Show every line that has the string "donc" in it.
══ Records
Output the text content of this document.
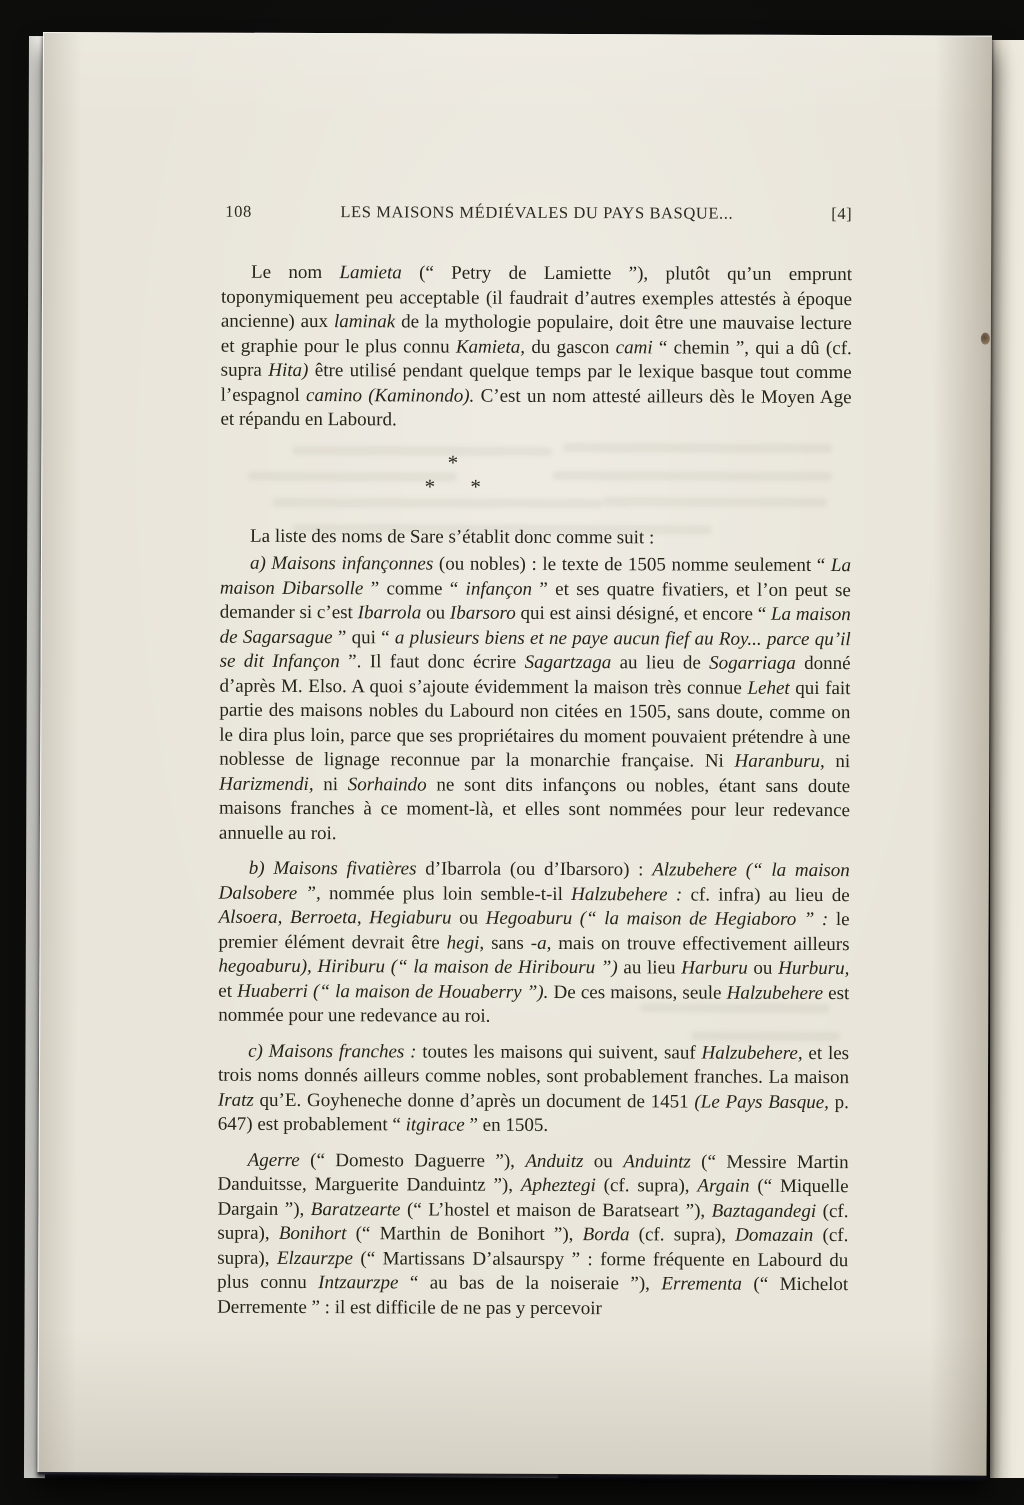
108	LES MAISONS MÉDIÉVALES DU PAYS BASQUE...	[4]

Le nom Lamieta (“ Petry de Lamiette ”), plutôt qu’un emprunt toponymiquement peu acceptable (il faudrait d’autres exemples attestés à époque ancienne) aux laminak de la mythologie populaire, doit être une mauvaise lecture et graphie pour le plus connu Kamieta, du gascon cami “ chemin ”, qui a dû (cf. supra Hita) être utilisé pendant quelque temps par le lexique basque tout comme l’espagnol camino (Kaminondo). C’est un nom attesté ailleurs dès le Moyen Age et répandu en Labourd.

*
* *

La liste des noms de Sare s’établit donc comme suit :

a) Maisons infançonnes (ou nobles) : le texte de 1505 nomme seulement “ La maison Dibarsolle ” comme “ infançon ” et ses quatre fivatiers, et l’on peut se demander si c’est Ibarrola ou Ibarsoro qui est ainsi désigné, et encore “ La maison de Sagarsague ” qui “ a plusieurs biens et ne paye aucun fief au Roy... parce qu’il se dit Infançon ”. Il faut donc écrire Sagartzaga au lieu de Sogarriaga donné d’après M. Elso. A quoi s’ajoute évidemment la maison très connue Lehet qui fait partie des maisons nobles du Labourd non citées en 1505, sans doute, comme on le dira plus loin, parce que ses propriétaires du moment pouvaient prétendre à une noblesse de lignage reconnue par la monarchie française. Ni Haranburu, ni Harizmendi, ni Sorhaindo ne sont dits infançons ou nobles, étant sans doute maisons franches à ce moment-là, et elles sont nommées pour leur redevance annuelle au roi.

b) Maisons fivatières d’Ibarrola (ou d’Ibarsoro) : Alzubehere (“ la maison Dalsobere ”, nommée plus loin semble-t-il Halzubehere : cf. infra) au lieu de Alsoera, Berroeta, Hegiaburu ou Hegoaburu (“ la maison de Hegiaboro ” : le premier élément devrait être hegi, sans -a, mais on trouve effectivement ailleurs hegoaburu), Hiriburu (“ la maison de Hiribouru ”) au lieu Harburu ou Hurburu, et Huaberri (“ la maison de Houaberry ”). De ces maisons, seule Halzubehere est nommée pour une redevance au roi.

c) Maisons franches : toutes les maisons qui suivent, sauf Halzubehere, et les trois noms donnés ailleurs comme nobles, sont probablement franches. La maison Iratz qu’E. Goyheneche donne d’après un document de 1451 (Le Pays Basque, p. 647) est probablement “ itgirace ” en 1505.

Agerre (“ Domesto Daguerre ”), Anduitz ou Anduintz (“ Messire Martin Danduitsse, Marguerite Danduintz ”), Apheztegi (cf. supra), Argain (“ Miquelle Dargain ”), Baratzearte (“ L’hostel et maison de Baratseart ”), Baztagandegi (cf. supra), Bonihort (“ Marthin de Bonihort ”), Borda (cf. supra), Domazain (cf. supra), Elzaurzpe (“ Martissans D’alsaurspy ” : forme fréquente en Labourd du plus connu Intzaurzpe “ au bas de la noiseraie ”), Errementa (“ Michelot Derremente ” : il est difficile de ne pas y percevoir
════
Final result:
La liste des noms de Sare s’établit donc comme suit :
a) Maisons infançonnes (ou nobles) : le texte de 1505 nomme seulement “ La maison Dibarsolle ” comme “ infançon ” et ses quatre fivatiers, et l’on peut se demander si c’est Ibarrola ou Ibarsoro qui est ainsi désigné, et encore “ La maison de Sagarsague ” qui “ a plusieurs biens et ne paye aucun fief au Roy... parce qu’il se dit Infançon ”. Il faut donc écrire Sagartzaga au lieu de Sogarriaga donné d’après M. Elso. A quoi s’ajoute évidemment la maison très connue Lehet qui fait partie des maisons nobles du Labourd non citées en 1505, sans doute, comme on le dira plus loin, parce que ses propriétaires du moment pouvaient prétendre à une noblesse de lignage reconnue par la monarchie française. Ni Haranburu, ni Harizmendi, ni Sorhaindo ne sont dits infançons ou nobles, étant sans doute maisons franches à ce moment-là, et elles sont nommées pour leur redevance annuelle au roi.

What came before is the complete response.